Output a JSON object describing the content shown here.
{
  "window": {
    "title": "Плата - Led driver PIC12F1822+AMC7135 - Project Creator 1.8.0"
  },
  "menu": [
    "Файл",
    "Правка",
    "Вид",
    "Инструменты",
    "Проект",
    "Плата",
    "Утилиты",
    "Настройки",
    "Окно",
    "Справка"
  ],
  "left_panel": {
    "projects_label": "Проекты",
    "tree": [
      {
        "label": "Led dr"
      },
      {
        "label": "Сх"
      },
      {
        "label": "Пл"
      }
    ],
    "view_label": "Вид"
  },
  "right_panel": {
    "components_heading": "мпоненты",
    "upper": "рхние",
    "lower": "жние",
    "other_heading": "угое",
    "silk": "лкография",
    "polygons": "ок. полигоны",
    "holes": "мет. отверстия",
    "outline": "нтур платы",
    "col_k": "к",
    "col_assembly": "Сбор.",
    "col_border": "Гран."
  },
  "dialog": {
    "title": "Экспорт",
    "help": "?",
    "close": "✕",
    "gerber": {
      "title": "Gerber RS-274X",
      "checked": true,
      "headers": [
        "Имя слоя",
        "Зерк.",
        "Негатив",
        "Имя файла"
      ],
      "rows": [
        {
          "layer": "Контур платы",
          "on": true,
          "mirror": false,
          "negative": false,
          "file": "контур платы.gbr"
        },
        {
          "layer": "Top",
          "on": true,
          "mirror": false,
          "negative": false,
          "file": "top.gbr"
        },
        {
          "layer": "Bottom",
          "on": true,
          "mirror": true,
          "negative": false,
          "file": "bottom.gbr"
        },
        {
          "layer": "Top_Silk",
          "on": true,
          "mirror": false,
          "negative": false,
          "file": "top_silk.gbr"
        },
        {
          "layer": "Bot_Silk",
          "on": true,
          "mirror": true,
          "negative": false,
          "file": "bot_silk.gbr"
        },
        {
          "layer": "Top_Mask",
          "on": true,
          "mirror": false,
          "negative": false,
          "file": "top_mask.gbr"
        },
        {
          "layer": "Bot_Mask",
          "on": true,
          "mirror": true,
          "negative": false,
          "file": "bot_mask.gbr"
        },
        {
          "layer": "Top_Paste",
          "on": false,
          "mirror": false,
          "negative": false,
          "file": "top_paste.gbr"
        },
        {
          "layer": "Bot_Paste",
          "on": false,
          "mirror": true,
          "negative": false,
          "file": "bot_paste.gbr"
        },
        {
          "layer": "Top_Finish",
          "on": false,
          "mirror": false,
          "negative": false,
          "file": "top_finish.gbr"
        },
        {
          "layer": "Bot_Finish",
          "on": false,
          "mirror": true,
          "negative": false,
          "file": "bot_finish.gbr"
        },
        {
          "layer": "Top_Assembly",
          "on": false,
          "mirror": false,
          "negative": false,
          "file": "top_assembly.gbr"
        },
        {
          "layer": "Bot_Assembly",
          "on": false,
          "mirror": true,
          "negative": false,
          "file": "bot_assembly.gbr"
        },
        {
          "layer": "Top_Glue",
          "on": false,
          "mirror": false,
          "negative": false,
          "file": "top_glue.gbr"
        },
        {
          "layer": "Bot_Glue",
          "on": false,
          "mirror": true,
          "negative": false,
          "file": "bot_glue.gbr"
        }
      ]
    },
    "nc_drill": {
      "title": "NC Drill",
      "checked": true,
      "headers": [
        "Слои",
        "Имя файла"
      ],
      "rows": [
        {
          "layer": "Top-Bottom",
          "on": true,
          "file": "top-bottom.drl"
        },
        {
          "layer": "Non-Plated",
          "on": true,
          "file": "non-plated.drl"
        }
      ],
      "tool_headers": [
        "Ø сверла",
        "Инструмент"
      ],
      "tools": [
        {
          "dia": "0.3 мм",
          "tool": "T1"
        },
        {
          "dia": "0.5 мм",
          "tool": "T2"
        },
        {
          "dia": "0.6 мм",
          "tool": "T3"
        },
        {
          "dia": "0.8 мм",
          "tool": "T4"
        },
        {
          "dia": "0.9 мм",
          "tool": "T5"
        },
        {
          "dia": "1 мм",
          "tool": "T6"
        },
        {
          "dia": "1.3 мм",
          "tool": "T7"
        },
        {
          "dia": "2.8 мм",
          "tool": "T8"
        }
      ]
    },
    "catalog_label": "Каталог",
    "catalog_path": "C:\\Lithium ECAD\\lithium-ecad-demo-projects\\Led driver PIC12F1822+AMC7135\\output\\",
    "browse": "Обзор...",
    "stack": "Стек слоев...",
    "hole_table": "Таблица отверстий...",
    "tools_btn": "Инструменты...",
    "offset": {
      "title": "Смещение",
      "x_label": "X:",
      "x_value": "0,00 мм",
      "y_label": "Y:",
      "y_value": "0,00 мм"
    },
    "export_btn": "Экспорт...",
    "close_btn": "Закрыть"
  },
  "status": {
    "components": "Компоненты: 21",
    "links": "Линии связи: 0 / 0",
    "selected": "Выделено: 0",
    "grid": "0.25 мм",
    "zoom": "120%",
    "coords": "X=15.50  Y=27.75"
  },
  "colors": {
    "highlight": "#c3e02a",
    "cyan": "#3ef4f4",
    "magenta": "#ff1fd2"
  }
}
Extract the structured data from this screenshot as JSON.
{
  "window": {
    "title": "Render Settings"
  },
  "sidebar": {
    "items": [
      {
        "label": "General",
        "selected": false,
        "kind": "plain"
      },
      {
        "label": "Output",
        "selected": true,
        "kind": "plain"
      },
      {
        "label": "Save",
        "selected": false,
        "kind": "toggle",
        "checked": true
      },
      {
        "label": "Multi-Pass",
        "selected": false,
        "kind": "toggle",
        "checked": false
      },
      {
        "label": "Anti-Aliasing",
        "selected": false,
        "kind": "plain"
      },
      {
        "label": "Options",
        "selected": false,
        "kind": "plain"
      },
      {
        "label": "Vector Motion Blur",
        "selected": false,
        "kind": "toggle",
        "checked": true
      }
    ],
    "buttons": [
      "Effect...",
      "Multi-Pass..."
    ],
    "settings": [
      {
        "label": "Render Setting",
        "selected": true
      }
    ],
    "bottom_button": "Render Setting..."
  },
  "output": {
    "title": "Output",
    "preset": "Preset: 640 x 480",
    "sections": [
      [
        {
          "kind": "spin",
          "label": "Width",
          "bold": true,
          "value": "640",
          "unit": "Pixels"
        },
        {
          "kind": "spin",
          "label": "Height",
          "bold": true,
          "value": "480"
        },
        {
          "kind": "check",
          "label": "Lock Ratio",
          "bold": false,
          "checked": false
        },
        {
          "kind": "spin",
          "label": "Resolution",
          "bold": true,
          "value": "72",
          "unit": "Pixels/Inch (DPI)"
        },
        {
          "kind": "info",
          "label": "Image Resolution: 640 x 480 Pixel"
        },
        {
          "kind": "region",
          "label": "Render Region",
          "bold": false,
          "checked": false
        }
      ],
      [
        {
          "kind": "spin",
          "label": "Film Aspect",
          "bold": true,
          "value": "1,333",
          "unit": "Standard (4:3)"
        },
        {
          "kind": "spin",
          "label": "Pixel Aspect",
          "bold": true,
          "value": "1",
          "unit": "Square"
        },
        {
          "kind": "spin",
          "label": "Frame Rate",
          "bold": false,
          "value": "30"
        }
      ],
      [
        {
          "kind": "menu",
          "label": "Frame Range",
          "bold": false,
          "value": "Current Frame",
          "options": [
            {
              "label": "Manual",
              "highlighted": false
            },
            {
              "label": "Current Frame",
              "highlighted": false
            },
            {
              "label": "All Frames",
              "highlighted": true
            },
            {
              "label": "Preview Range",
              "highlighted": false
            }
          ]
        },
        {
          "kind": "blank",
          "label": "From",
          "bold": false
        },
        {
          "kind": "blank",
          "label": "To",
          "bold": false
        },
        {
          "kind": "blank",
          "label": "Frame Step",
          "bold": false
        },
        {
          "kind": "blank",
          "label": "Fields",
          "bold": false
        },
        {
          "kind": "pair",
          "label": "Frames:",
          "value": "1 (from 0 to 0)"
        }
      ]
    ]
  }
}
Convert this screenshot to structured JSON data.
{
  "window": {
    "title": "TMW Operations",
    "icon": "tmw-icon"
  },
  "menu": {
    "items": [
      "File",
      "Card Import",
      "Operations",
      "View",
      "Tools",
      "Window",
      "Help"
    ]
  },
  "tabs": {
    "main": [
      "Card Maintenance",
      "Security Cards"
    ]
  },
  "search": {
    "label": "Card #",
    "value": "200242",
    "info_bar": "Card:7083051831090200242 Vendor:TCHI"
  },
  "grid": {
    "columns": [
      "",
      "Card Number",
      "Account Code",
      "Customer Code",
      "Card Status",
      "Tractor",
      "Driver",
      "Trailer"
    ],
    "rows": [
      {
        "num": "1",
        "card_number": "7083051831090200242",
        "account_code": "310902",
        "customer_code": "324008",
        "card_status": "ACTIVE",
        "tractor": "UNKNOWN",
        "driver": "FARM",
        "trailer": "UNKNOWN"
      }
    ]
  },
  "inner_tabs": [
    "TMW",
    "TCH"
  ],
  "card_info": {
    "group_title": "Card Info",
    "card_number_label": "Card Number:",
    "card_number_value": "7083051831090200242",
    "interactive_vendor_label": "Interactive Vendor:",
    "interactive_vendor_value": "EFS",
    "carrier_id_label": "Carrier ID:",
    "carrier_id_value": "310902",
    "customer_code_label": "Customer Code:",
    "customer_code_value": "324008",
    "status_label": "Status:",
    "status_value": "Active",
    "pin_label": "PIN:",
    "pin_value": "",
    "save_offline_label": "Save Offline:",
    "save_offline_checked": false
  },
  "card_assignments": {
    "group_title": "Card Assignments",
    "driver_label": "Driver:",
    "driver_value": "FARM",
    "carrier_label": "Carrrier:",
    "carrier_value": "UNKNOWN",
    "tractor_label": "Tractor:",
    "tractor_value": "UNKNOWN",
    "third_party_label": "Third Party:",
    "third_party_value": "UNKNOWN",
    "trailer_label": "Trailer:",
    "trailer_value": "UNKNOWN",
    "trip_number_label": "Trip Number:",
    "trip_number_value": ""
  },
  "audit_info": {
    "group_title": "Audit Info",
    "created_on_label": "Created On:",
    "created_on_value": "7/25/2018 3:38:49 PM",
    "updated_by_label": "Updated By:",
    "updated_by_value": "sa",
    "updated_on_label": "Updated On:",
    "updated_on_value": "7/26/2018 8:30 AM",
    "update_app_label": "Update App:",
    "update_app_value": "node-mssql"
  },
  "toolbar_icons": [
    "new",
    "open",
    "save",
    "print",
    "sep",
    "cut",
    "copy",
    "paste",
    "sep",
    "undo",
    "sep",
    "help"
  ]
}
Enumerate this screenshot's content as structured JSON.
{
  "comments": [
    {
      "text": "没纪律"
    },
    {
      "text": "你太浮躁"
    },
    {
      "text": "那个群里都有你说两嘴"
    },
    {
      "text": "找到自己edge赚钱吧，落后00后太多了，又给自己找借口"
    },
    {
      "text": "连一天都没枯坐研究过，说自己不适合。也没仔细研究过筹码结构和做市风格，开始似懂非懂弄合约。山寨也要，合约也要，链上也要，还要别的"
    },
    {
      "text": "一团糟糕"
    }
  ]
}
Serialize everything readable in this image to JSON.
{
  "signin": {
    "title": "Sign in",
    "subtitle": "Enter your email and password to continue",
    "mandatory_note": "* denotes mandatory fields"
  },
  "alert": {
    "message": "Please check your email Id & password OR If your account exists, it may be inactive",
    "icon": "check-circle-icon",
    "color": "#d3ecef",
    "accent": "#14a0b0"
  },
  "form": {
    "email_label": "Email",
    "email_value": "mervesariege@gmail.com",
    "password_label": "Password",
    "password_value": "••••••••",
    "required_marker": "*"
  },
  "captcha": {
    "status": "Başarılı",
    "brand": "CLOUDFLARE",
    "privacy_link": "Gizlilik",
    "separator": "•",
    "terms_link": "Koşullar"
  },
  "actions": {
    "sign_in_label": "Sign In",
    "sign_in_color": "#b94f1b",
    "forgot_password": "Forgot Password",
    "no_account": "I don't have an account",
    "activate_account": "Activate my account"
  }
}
• • • •
Begin with the line that contains "Serialize everything readable" and quote each line after it exactly, stopping after the last line of the data.

Serialize everything readable in this image to JSON.
{
  "signin": {
    "title": "Sign in",
    "subtitle": "Enter your email and password to continue",
    "mandatory_note": "* denotes mandatory fields"
  },
  "alert": {
    "message": "Please check your email Id & password OR If your account exists, it may be inactive",
    "icon": "check-circle-icon",
    "color": "#d3ecef",
    "accent": "#14a0b0"
  },
  "form": {
    "email_label": "Email",
    "email_value": "mervesariege@gmail.com",
    "password_label": "Password",
    "password_value": "••••••••",
    "required_marker": "*"
  },
  "captcha": {
    "status": "Başarılı",
    "brand": "CLOUDFLARE",
    "privacy_link": "Gizlilik",
    "separator": "•",
    "terms_link": "Koşullar"
  },
  "actions": {
    "sign_in_label": "Sign In",
    "sign_in_color": "#b94f1b",
    "forgot_password": "Forgot Password",
    "no_account": "I don't have an account",
    "activate_account": "Activate my account"
  }
}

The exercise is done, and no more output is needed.